Теоретическая значимость исследования заключается в обосновании статуса дневника как одной из форм мемуарной литературы, до некоторой степени обладающей чертами других жанров, относящихся к мемуаристике. Вкладом в развитие изучения теории мемуарной литературы вообще и дневника в частности является то, что в диссертации уточняется определение дневника и вводится бинарное членение «дневник-черновик» и «бытовой дневник».

Практическая значимость работы обусловлена возможностью использования ее результатов в преподавании курсов теории литературы специалистам-филологам. Результаты исследования могут составить основу для спецкурсов по соответствующим вопросам, позволяя будущим литературоведам осознать потенциальную полифункциональность изначально нехудожественной речи и возможности ее трансформации в речь художественную.

Апробация работы. Основные результаты исследования составили темы докладов на конференциях «Ломоносовские чтения» (Москва, 2010; Москва, 2011), а также «Поспеловские чтения» (Москва, 2013).

## Задание 1
Перепишите без изменений часть извлечённого текста, которая открывается словами «Практическая значимость работы» и завершается словами «в речь художественную.».
## Задание 2
Изложите суть извлечённого текста в трёх предложениях.
Опирайтесь только на извлечённый текст.

## Извлечённые материалы
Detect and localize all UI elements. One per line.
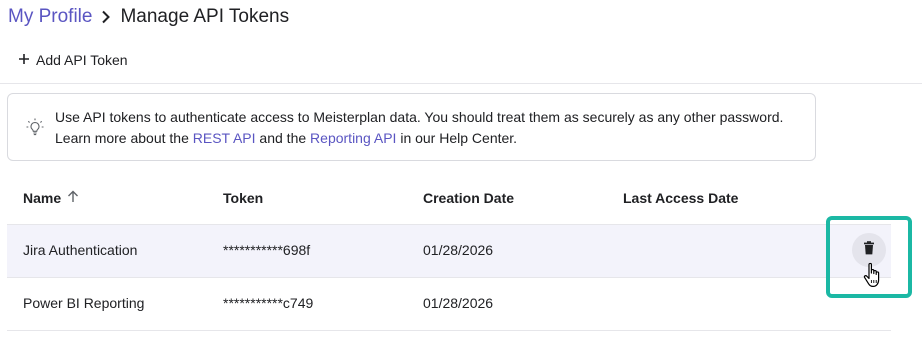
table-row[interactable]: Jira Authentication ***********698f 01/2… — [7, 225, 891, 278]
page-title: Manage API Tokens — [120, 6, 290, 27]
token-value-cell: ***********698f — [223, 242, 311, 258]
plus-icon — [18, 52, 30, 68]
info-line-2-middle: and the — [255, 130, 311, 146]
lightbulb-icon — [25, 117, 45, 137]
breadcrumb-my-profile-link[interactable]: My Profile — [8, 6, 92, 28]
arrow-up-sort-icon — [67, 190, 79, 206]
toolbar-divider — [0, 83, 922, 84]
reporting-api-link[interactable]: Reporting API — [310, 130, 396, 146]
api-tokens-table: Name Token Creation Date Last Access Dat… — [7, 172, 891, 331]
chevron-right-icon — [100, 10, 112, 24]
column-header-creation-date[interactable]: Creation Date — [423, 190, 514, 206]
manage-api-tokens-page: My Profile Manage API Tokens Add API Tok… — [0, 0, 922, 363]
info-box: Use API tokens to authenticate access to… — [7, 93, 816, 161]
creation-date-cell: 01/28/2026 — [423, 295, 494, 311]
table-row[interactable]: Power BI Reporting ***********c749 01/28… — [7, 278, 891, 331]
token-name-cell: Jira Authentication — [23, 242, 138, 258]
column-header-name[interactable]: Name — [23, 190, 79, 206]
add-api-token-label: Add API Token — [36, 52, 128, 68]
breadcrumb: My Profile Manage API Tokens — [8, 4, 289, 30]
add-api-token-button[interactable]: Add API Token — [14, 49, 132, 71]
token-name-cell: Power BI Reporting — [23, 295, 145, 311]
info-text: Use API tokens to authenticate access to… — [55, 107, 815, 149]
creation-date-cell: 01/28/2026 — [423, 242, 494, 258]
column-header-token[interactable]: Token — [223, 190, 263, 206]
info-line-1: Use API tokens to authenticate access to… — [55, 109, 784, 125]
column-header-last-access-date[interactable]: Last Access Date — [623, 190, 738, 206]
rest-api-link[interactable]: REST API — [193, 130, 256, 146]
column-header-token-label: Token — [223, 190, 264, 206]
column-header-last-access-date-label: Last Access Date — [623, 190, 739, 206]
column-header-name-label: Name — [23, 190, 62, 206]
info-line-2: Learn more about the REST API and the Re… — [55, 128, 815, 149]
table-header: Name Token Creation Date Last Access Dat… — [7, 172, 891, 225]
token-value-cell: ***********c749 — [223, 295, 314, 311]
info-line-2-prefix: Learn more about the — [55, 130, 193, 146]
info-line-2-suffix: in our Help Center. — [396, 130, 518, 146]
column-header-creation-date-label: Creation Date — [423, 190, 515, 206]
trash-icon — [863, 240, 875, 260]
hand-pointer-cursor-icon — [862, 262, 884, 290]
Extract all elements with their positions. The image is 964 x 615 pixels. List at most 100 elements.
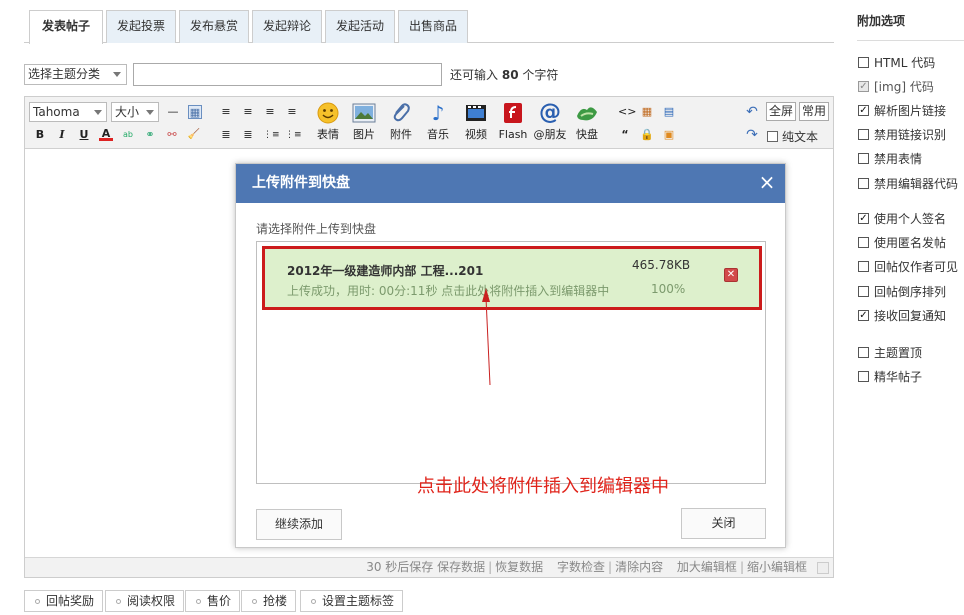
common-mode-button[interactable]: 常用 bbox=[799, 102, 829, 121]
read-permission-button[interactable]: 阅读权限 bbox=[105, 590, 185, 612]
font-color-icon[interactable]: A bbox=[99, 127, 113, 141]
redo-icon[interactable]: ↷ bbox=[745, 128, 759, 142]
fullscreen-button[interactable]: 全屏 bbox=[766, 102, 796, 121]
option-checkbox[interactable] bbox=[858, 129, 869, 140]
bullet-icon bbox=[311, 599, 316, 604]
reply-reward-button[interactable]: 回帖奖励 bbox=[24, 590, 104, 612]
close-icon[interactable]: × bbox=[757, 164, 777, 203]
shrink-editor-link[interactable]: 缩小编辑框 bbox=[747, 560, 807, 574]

## Решение задания 1
Практическая значимость работы обусловлена возможностью использования ее результатов в преподавании курсов теории литературы специалистам-филологам. Результаты исследования могут составить основу для спецкурсов по соответствующим вопросам, позволяя будущим литературоведам осознать потенциальную полифункциональность изначально нехудожественной речи и возможности ее трансформации в речь художественную.

## Решение задания 2
Теоретическая значимость диссертации состоит в обосновании статуса дневника как одной из форм мемуарной литературы, в уточнении его определения и во введении членения на «дневник-черновик» и «бытовой дневник». Результаты исследования можно использовать в преподавании курсов теории литературы филологам и положить в основу спецкурсов. Основные результаты работы прозвучали в докладах на конференциях «Ломоносовские чтения» (Москва, 2010 и 2011) и «Поспеловские чтения» (Москва, 2013).